- **Exercise objective**: In the listing that follows, how many lines contain the string "Used"? Provide only the number.

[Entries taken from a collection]
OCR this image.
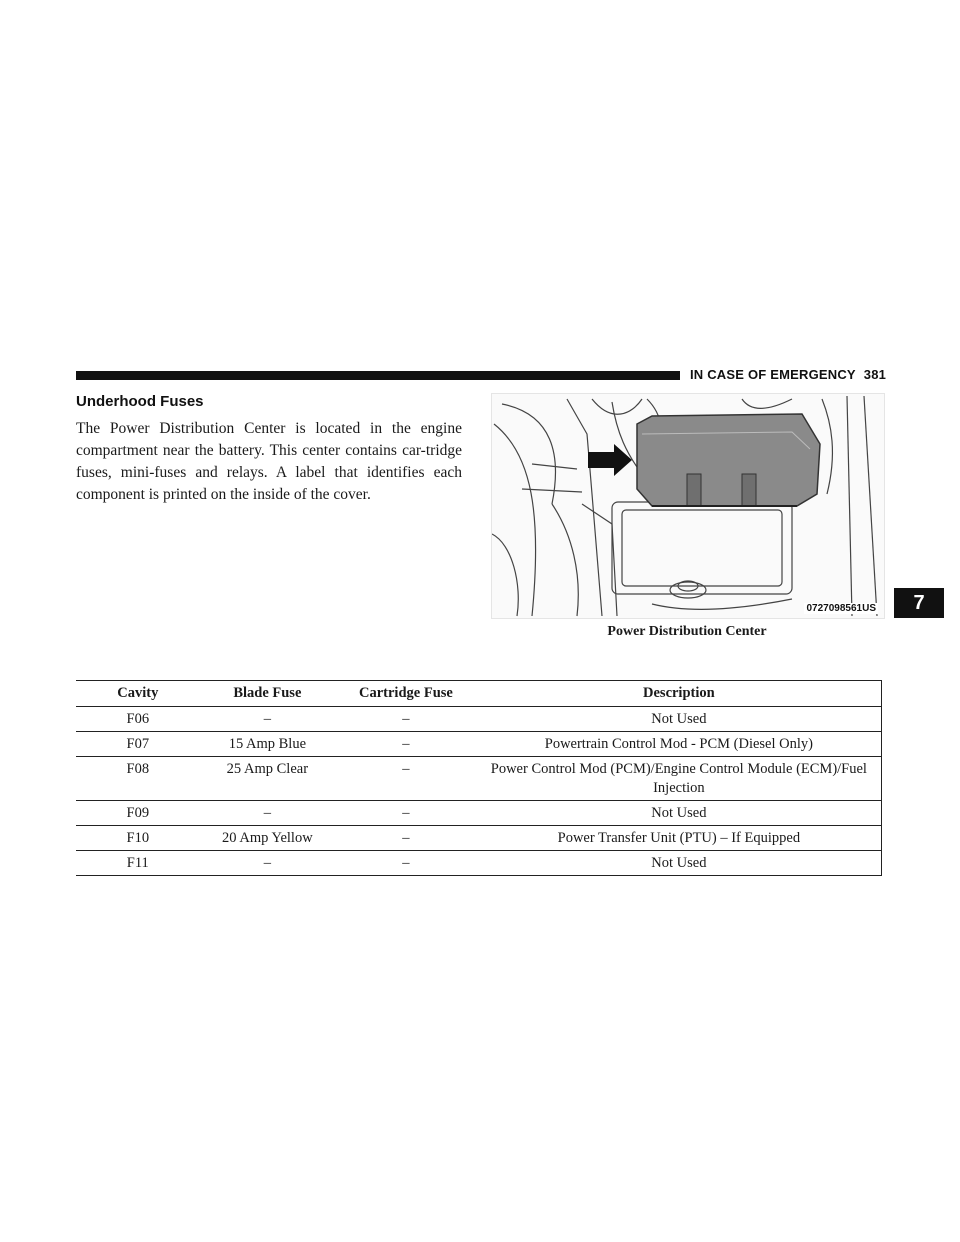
IN CASE OF EMERGENCY 381
Underhood Fuses
The Power Distribution Center is located in the engine compartment near the battery. This center contains car-tridge fuses, mini-fuses and relays. A label that identifies each component is printed on the inside of the cover.
0727098561US
Power Distribution Center
7
Cavity	Blade Fuse	Cartridge Fuse	Description
F06	–	–	Not Used
F07	15 Amp Blue	–	Powertrain Control Mod - PCM (Diesel Only)
F08	25 Amp Clear	–	Power Control Mod (PCM)/Engine Control Module (ECM)/Fuel Injection
F09	–	–	Not Used
F10	20 Amp Yellow	–	Power Transfer Unit (PTU) – If Equipped
F11	–	–	Not Used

- **Task result**: 3